PROBLEM SET:
• a. Reproduce the passage of the February 2013 letter from "As our culture" up to and including "alternative lifestyles, etc.", switching "paganism" to "hedonism".
• b. According to the February 2013 letter, how long before Christmas was it written?

PROVIDED TEXT:
Steve’s Letter – February 2013

FEBRUARY 1, 2013

/ Articles / Steve’s Letter – February 2013

I’m writing this a couple weeks before Christmas. So far I haven’t punched out Santa, offended anybody I know, or screwed it up for everybody else. But there is still time.

You, on the other hand, are through with Christmas and probably don’t want to hear anything about it for a long time. As you know, I generally write these letters to you about whatever I’m thinking or doing at the time…and this old Scrooge is still dealing with Christmas.

I’m listening to a lot of media talk about the “war on Christmas,” and feel constrained to say something about it…so you’re it.

As our culture becomes more and more secular, and we become less and less popular, this is not altogether irrelevant to what Christians feel most of the time. If you haven’t noticed, there is a lusty, materialistic paganism afoot and those folks don’t like us much. Political correctness (unbelievers are rarely consistent) means that it is acceptable to say whatever you want (no matter how scurrilous, uninformed and shallow) about Christians and Jews, but may God have mercy on your soul if you say anything even mildly negative about Islam, abortion, alternative lifestyles, etc.

DATA EXCERPTS:
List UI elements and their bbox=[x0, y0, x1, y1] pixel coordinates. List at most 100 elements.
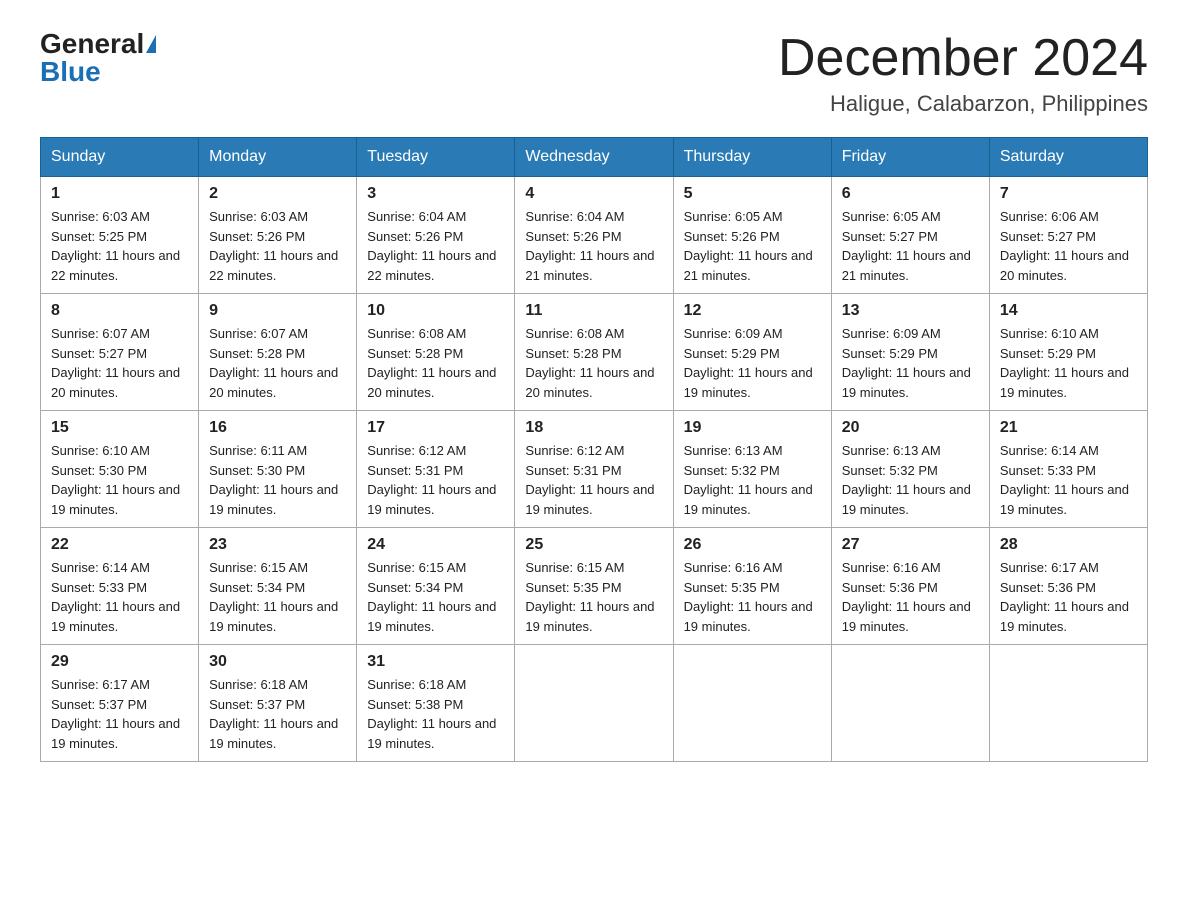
calendar-header-saturday: Saturday bbox=[989, 138, 1147, 177]
day-info: Sunrise: 6:07 AMSunset: 5:28 PMDaylight:… bbox=[209, 326, 338, 400]
calendar-header-thursday: Thursday bbox=[673, 138, 831, 177]
day-info: Sunrise: 6:09 AMSunset: 5:29 PMDaylight:… bbox=[842, 326, 971, 400]
week-row-4: 22 Sunrise: 6:14 AMSunset: 5:33 PMDaylig… bbox=[41, 528, 1148, 645]
day-number: 10 bbox=[367, 302, 504, 320]
week-row-3: 15 Sunrise: 6:10 AMSunset: 5:30 PMDaylig… bbox=[41, 411, 1148, 528]
day-info: Sunrise: 6:04 AMSunset: 5:26 PMDaylight:… bbox=[525, 209, 654, 283]
calendar-cell: 19 Sunrise: 6:13 AMSunset: 5:32 PMDaylig… bbox=[673, 411, 831, 528]
day-number: 11 bbox=[525, 302, 662, 320]
calendar-cell: 27 Sunrise: 6:16 AMSunset: 5:36 PMDaylig… bbox=[831, 528, 989, 645]
day-number: 3 bbox=[367, 185, 504, 203]
calendar-cell: 7 Sunrise: 6:06 AMSunset: 5:27 PMDayligh… bbox=[989, 177, 1147, 294]
day-number: 5 bbox=[684, 185, 821, 203]
day-info: Sunrise: 6:03 AMSunset: 5:26 PMDaylight:… bbox=[209, 209, 338, 283]
calendar-cell: 13 Sunrise: 6:09 AMSunset: 5:29 PMDaylig… bbox=[831, 294, 989, 411]
calendar-cell: 8 Sunrise: 6:07 AMSunset: 5:27 PMDayligh… bbox=[41, 294, 199, 411]
day-number: 9 bbox=[209, 302, 346, 320]
day-info: Sunrise: 6:10 AMSunset: 5:30 PMDaylight:… bbox=[51, 443, 180, 517]
day-info: Sunrise: 6:17 AMSunset: 5:36 PMDaylight:… bbox=[1000, 560, 1129, 634]
day-info: Sunrise: 6:03 AMSunset: 5:25 PMDaylight:… bbox=[51, 209, 180, 283]
day-number: 25 bbox=[525, 536, 662, 554]
day-number: 30 bbox=[209, 653, 346, 671]
day-info: Sunrise: 6:15 AMSunset: 5:34 PMDaylight:… bbox=[209, 560, 338, 634]
calendar-cell: 9 Sunrise: 6:07 AMSunset: 5:28 PMDayligh… bbox=[199, 294, 357, 411]
calendar-cell: 28 Sunrise: 6:17 AMSunset: 5:36 PMDaylig… bbox=[989, 528, 1147, 645]
calendar-cell bbox=[989, 645, 1147, 762]
logo-triangle-icon bbox=[146, 35, 156, 53]
day-info: Sunrise: 6:08 AMSunset: 5:28 PMDaylight:… bbox=[525, 326, 654, 400]
day-number: 27 bbox=[842, 536, 979, 554]
calendar-cell: 22 Sunrise: 6:14 AMSunset: 5:33 PMDaylig… bbox=[41, 528, 199, 645]
day-number: 31 bbox=[367, 653, 504, 671]
week-row-5: 29 Sunrise: 6:17 AMSunset: 5:37 PMDaylig… bbox=[41, 645, 1148, 762]
day-info: Sunrise: 6:09 AMSunset: 5:29 PMDaylight:… bbox=[684, 326, 813, 400]
calendar-cell: 2 Sunrise: 6:03 AMSunset: 5:26 PMDayligh… bbox=[199, 177, 357, 294]
day-number: 28 bbox=[1000, 536, 1137, 554]
calendar-cell bbox=[515, 645, 673, 762]
month-title: December 2024 bbox=[778, 30, 1148, 87]
calendar-header-row: SundayMondayTuesdayWednesdayThursdayFrid… bbox=[41, 138, 1148, 177]
logo-blue-text: Blue bbox=[40, 58, 101, 86]
calendar-cell: 5 Sunrise: 6:05 AMSunset: 5:26 PMDayligh… bbox=[673, 177, 831, 294]
day-info: Sunrise: 6:16 AMSunset: 5:35 PMDaylight:… bbox=[684, 560, 813, 634]
day-info: Sunrise: 6:14 AMSunset: 5:33 PMDaylight:… bbox=[1000, 443, 1129, 517]
day-info: Sunrise: 6:13 AMSunset: 5:32 PMDaylight:… bbox=[842, 443, 971, 517]
calendar-cell: 17 Sunrise: 6:12 AMSunset: 5:31 PMDaylig… bbox=[357, 411, 515, 528]
day-info: Sunrise: 6:18 AMSunset: 5:38 PMDaylight:… bbox=[367, 677, 496, 751]
day-info: Sunrise: 6:11 AMSunset: 5:30 PMDaylight:… bbox=[209, 443, 338, 517]
logo: General Blue bbox=[40, 30, 156, 86]
day-info: Sunrise: 6:14 AMSunset: 5:33 PMDaylight:… bbox=[51, 560, 180, 634]
calendar-cell: 15 Sunrise: 6:10 AMSunset: 5:30 PMDaylig… bbox=[41, 411, 199, 528]
calendar-cell: 23 Sunrise: 6:15 AMSunset: 5:34 PMDaylig… bbox=[199, 528, 357, 645]
calendar-cell: 29 Sunrise: 6:17 AMSunset: 5:37 PMDaylig… bbox=[41, 645, 199, 762]
calendar-table: SundayMondayTuesdayWednesdayThursdayFrid… bbox=[40, 137, 1148, 762]
calendar-cell: 26 Sunrise: 6:16 AMSunset: 5:35 PMDaylig… bbox=[673, 528, 831, 645]
day-info: Sunrise: 6:07 AMSunset: 5:27 PMDaylight:… bbox=[51, 326, 180, 400]
day-info: Sunrise: 6:13 AMSunset: 5:32 PMDaylight:… bbox=[684, 443, 813, 517]
day-info: Sunrise: 6:04 AMSunset: 5:26 PMDaylight:… bbox=[367, 209, 496, 283]
calendar-cell: 4 Sunrise: 6:04 AMSunset: 5:26 PMDayligh… bbox=[515, 177, 673, 294]
calendar-cell: 31 Sunrise: 6:18 AMSunset: 5:38 PMDaylig… bbox=[357, 645, 515, 762]
day-info: Sunrise: 6:15 AMSunset: 5:35 PMDaylight:… bbox=[525, 560, 654, 634]
day-info: Sunrise: 6:05 AMSunset: 5:26 PMDaylight:… bbox=[684, 209, 813, 283]
day-info: Sunrise: 6:06 AMSunset: 5:27 PMDaylight:… bbox=[1000, 209, 1129, 283]
day-number: 19 bbox=[684, 419, 821, 437]
day-number: 24 bbox=[367, 536, 504, 554]
calendar-cell: 11 Sunrise: 6:08 AMSunset: 5:28 PMDaylig… bbox=[515, 294, 673, 411]
day-number: 22 bbox=[51, 536, 188, 554]
calendar-header-monday: Monday bbox=[199, 138, 357, 177]
day-info: Sunrise: 6:12 AMSunset: 5:31 PMDaylight:… bbox=[367, 443, 496, 517]
calendar-cell bbox=[831, 645, 989, 762]
day-number: 17 bbox=[367, 419, 504, 437]
day-number: 12 bbox=[684, 302, 821, 320]
calendar-header-sunday: Sunday bbox=[41, 138, 199, 177]
day-info: Sunrise: 6:08 AMSunset: 5:28 PMDaylight:… bbox=[367, 326, 496, 400]
week-row-2: 8 Sunrise: 6:07 AMSunset: 5:27 PMDayligh… bbox=[41, 294, 1148, 411]
calendar-cell: 20 Sunrise: 6:13 AMSunset: 5:32 PMDaylig… bbox=[831, 411, 989, 528]
day-number: 4 bbox=[525, 185, 662, 203]
day-number: 8 bbox=[51, 302, 188, 320]
calendar-header-tuesday: Tuesday bbox=[357, 138, 515, 177]
calendar-cell: 16 Sunrise: 6:11 AMSunset: 5:30 PMDaylig… bbox=[199, 411, 357, 528]
day-number: 20 bbox=[842, 419, 979, 437]
day-number: 29 bbox=[51, 653, 188, 671]
calendar-cell: 6 Sunrise: 6:05 AMSunset: 5:27 PMDayligh… bbox=[831, 177, 989, 294]
day-number: 1 bbox=[51, 185, 188, 203]
day-number: 6 bbox=[842, 185, 979, 203]
day-info: Sunrise: 6:10 AMSunset: 5:29 PMDaylight:… bbox=[1000, 326, 1129, 400]
day-info: Sunrise: 6:18 AMSunset: 5:37 PMDaylight:… bbox=[209, 677, 338, 751]
day-info: Sunrise: 6:15 AMSunset: 5:34 PMDaylight:… bbox=[367, 560, 496, 634]
calendar-cell bbox=[673, 645, 831, 762]
calendar-cell: 3 Sunrise: 6:04 AMSunset: 5:26 PMDayligh… bbox=[357, 177, 515, 294]
day-info: Sunrise: 6:05 AMSunset: 5:27 PMDaylight:… bbox=[842, 209, 971, 283]
location-subtitle: Haligue, Calabarzon, Philippines bbox=[778, 91, 1148, 117]
calendar-cell: 14 Sunrise: 6:10 AMSunset: 5:29 PMDaylig… bbox=[989, 294, 1147, 411]
calendar-cell: 30 Sunrise: 6:18 AMSunset: 5:37 PMDaylig… bbox=[199, 645, 357, 762]
page-header: General Blue December 2024 Haligue, Cala… bbox=[40, 30, 1148, 117]
title-block: December 2024 Haligue, Calabarzon, Phili… bbox=[778, 30, 1148, 117]
day-number: 7 bbox=[1000, 185, 1137, 203]
day-number: 18 bbox=[525, 419, 662, 437]
day-number: 2 bbox=[209, 185, 346, 203]
logo-general-text: General bbox=[40, 30, 144, 58]
day-number: 21 bbox=[1000, 419, 1137, 437]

THE REPLIES:
• a.
As our culture becomes more and more secular, and we become less and less popular, this is not altogether irrelevant to what Christians feel most of the time. If you haven’t noticed, there is a lusty, materialistic hedonism afoot and those folks don’t like us much. Political correctness (unbelievers are rarely consistent) means that it is acceptable to say whatever you want (no matter how scurrilous, uninformed and shallow) about Christians and Jews, but may God have mercy on your soul if you say anything even mildly negative about Islam, abortion, alternative lifestyles, etc.

• b. A couple weeks before Christmas.